Segment Start: Task data

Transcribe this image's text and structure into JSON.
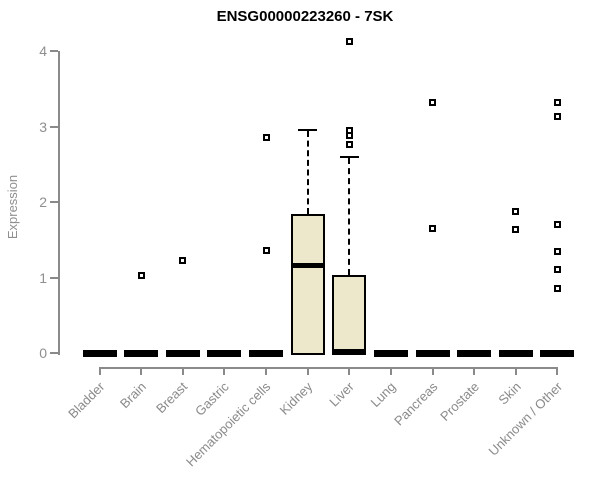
{
  "title": "ENSG00000223260 - 7SK",
  "chart_data": {
    "type": "box",
    "title": "ENSG00000223260 - 7SK",
    "xlabel": "",
    "ylabel": "Expression",
    "ylim": [
      0,
      4
    ],
    "yticks": [
      "0",
      "1",
      "2",
      "3",
      "4"
    ],
    "grid": false,
    "legend": "none",
    "categories": [
      "Bladder",
      "Brain",
      "Breast",
      "Gastric",
      "Hematopoietic cells",
      "Kidney",
      "Liver",
      "Lung",
      "Pancreas",
      "Prostate",
      "Skin",
      "Unknown / Other"
    ],
    "boxes": [
      {
        "category": "Bladder",
        "q1": 0,
        "median": 0,
        "q3": 0,
        "whisker_low": 0,
        "whisker_high": 0,
        "outliers": []
      },
      {
        "category": "Brain",
        "q1": 0,
        "median": 0,
        "q3": 0,
        "whisker_low": 0,
        "whisker_high": 0,
        "outliers": [
          1.02
        ]
      },
      {
        "category": "Breast",
        "q1": 0,
        "median": 0,
        "q3": 0,
        "whisker_low": 0,
        "whisker_high": 0,
        "outliers": [
          1.23
        ]
      },
      {
        "category": "Gastric",
        "q1": 0,
        "median": 0,
        "q3": 0,
        "whisker_low": 0,
        "whisker_high": 0,
        "outliers": []
      },
      {
        "category": "Hematopoietic cells",
        "q1": 0,
        "median": 0,
        "q3": 0,
        "whisker_low": 0,
        "whisker_high": 0,
        "outliers": [
          2.86,
          1.36
        ]
      },
      {
        "category": "Kidney",
        "q1": 0,
        "median": 1.17,
        "q3": 1.84,
        "whisker_low": 0,
        "whisker_high": 2.95,
        "outliers": []
      },
      {
        "category": "Liver",
        "q1": 0,
        "median": 0,
        "q3": 1.03,
        "whisker_low": 0,
        "whisker_high": 2.6,
        "outliers": [
          4.12,
          2.95,
          2.88,
          2.76
        ]
      },
      {
        "category": "Lung",
        "q1": 0,
        "median": 0,
        "q3": 0,
        "whisker_low": 0,
        "whisker_high": 0,
        "outliers": []
      },
      {
        "category": "Pancreas",
        "q1": 0,
        "median": 0,
        "q3": 0,
        "whisker_low": 0,
        "whisker_high": 0,
        "outliers": [
          3.32,
          1.65
        ]
      },
      {
        "category": "Prostate",
        "q1": 0,
        "median": 0,
        "q3": 0,
        "whisker_low": 0,
        "whisker_high": 0,
        "outliers": []
      },
      {
        "category": "Skin",
        "q1": 0,
        "median": 0,
        "q3": 0,
        "whisker_low": 0,
        "whisker_high": 0,
        "outliers": [
          1.87,
          1.63
        ]
      },
      {
        "category": "Unknown / Other",
        "q1": 0,
        "median": 0,
        "q3": 0,
        "whisker_low": 0,
        "whisker_high": 0,
        "outliers": [
          3.32,
          3.13,
          1.7,
          1.35,
          1.1,
          0.85
        ]
      }
    ],
    "colors": {
      "box_fill": "#EDE8CC",
      "box_border": "#000000",
      "median": "#000000",
      "outlier": "#000000",
      "axis": "#8a8a8a",
      "tick_text": "#8f8f8f",
      "title_text": "#000000"
    }
  }
}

Segment End: Task data

→ **Problem to solve**: Print each entry above exactly. The pictures should not be printed.

→ **Written reply**:
Transcribe this image's text and structure into JSON.
{
  "title": "ENSG00000223260 - 7SK",
  "chart_data": {
    "type": "box",
    "title": "ENSG00000223260 - 7SK",
    "xlabel": "",
    "ylabel": "Expression",
    "ylim": [
      0,
      4
    ],
    "yticks": [
      "0",
      "1",
      "2",
      "3",
      "4"
    ],
    "grid": false,
    "legend": "none",
    "categories": [
      "Bladder",
      "Brain",
      "Breast",
      "Gastric",
      "Hematopoietic cells",
      "Kidney",
      "Liver",
      "Lung",
      "Pancreas",
      "Prostate",
      "Skin",
      "Unknown / Other"
    ],
    "boxes": [
      {
        "category": "Bladder",
        "q1": 0,
        "median": 0,
        "q3": 0,
        "whisker_low": 0,
        "whisker_high": 0,
        "outliers": []
      },
      {
        "category": "Brain",
        "q1": 0,
        "median": 0,
        "q3": 0,
        "whisker_low": 0,
        "whisker_high": 0,
        "outliers": [
          1.02
        ]
      },
      {
        "category": "Breast",
        "q1": 0,
        "median": 0,
        "q3": 0,
        "whisker_low": 0,
        "whisker_high": 0,
        "outliers": [
          1.23
        ]
      },
      {
        "category": "Gastric",
        "q1": 0,
        "median": 0,
        "q3": 0,
        "whisker_low": 0,
        "whisker_high": 0,
        "outliers": []
      },
      {
        "category": "Hematopoietic cells",
        "q1": 0,
        "median": 0,
        "q3": 0,
        "whisker_low": 0,
        "whisker_high": 0,
        "outliers": [
          2.86,
          1.36
        ]
      },
      {
        "category": "Kidney",
        "q1": 0,
        "median": 1.17,
        "q3": 1.84,
        "whisker_low": 0,
        "whisker_high": 2.95,
        "outliers": []
      },
      {
        "category": "Liver",
        "q1": 0,
        "median": 0,
        "q3": 1.03,
        "whisker_low": 0,
        "whisker_high": 2.6,
        "outliers": [
          4.12,
          2.95,
          2.88,
          2.76
        ]
      },
      {
        "category": "Lung",
        "q1": 0,
        "median": 0,
        "q3": 0,
        "whisker_low": 0,
        "whisker_high": 0,
        "outliers": []
      },
      {
        "category": "Pancreas",
        "q1": 0,
        "median": 0,
        "q3": 0,
        "whisker_low": 0,
        "whisker_high": 0,
        "outliers": [
          3.32,
          1.65
        ]
      },
      {
        "category": "Prostate",
        "q1": 0,
        "median": 0,
        "q3": 0,
        "whisker_low": 0,
        "whisker_high": 0,
        "outliers": []
      },
      {
        "category": "Skin",
        "q1": 0,
        "median": 0,
        "q3": 0,
        "whisker_low": 0,
        "whisker_high": 0,
        "outliers": [
          1.87,
          1.63
        ]
      },
      {
        "category": "Unknown / Other",
        "q1": 0,
        "median": 0,
        "q3": 0,
        "whisker_low": 0,
        "whisker_high": 0,
        "outliers": [
          3.32,
          3.13,
          1.7,
          1.35,
          1.1,
          0.85
        ]
      }
    ],
    "colors": {
      "box_fill": "#EDE8CC",
      "box_border": "#000000",
      "median": "#000000",
      "outlier": "#000000",
      "axis": "#8a8a8a",
      "tick_text": "#8f8f8f",
      "title_text": "#000000"
    }
  }
}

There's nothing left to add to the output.